→ **Problem description**: List each line of the data that holds the string "meghatározása", please.

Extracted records
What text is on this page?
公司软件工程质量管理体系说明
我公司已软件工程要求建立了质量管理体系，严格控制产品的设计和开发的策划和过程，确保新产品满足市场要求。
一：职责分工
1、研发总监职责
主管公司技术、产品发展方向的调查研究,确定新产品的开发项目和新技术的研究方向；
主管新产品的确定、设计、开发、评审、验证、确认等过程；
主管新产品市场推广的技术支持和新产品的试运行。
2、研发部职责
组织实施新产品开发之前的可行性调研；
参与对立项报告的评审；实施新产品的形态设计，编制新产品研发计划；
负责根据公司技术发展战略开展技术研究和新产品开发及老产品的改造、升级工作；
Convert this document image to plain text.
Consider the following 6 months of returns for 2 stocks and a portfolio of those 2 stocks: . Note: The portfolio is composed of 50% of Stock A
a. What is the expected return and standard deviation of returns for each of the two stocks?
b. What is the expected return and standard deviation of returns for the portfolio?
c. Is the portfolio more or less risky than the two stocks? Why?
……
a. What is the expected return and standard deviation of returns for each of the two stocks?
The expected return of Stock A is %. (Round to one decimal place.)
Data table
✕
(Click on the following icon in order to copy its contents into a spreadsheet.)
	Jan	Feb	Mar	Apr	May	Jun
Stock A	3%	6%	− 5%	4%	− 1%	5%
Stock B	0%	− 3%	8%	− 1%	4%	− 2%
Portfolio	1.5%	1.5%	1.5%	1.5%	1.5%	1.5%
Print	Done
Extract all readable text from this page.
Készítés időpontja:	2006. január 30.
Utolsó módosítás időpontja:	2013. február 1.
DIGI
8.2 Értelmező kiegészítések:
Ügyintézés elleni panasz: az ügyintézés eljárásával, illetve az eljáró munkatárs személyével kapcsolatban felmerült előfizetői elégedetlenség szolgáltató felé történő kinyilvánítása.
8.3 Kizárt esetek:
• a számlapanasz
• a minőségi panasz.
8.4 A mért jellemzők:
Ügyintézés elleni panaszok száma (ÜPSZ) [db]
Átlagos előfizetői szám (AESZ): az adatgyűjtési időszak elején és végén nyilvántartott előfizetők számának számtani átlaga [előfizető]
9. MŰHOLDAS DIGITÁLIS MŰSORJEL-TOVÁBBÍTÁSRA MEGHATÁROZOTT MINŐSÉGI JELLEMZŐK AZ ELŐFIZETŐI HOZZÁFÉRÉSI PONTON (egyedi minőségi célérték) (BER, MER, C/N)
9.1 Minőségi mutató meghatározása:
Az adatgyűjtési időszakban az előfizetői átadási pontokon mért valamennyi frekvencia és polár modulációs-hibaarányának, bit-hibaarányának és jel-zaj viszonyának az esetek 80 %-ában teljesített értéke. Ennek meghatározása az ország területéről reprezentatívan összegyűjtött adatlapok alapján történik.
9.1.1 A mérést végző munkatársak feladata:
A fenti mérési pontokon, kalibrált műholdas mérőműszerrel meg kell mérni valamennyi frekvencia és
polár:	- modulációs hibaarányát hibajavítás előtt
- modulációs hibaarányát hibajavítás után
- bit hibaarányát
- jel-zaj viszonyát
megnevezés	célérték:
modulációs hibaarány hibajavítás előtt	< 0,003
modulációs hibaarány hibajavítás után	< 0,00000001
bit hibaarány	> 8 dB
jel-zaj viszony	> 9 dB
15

→ **Task response**:
9.1 Minőségi mutató meghatározása:
Az adatgyűjtési időszakban az előfizetői átadási pontokon mért valamennyi frekvencia és polár modulációs-hibaarányának, bit-hibaarányának és jel-zaj viszonyának az esetek 80 %-ában teljesített értéke. Ennek meghatározása az ország területéről reprezentatívan összegyűjtött adatlapok alapján történik.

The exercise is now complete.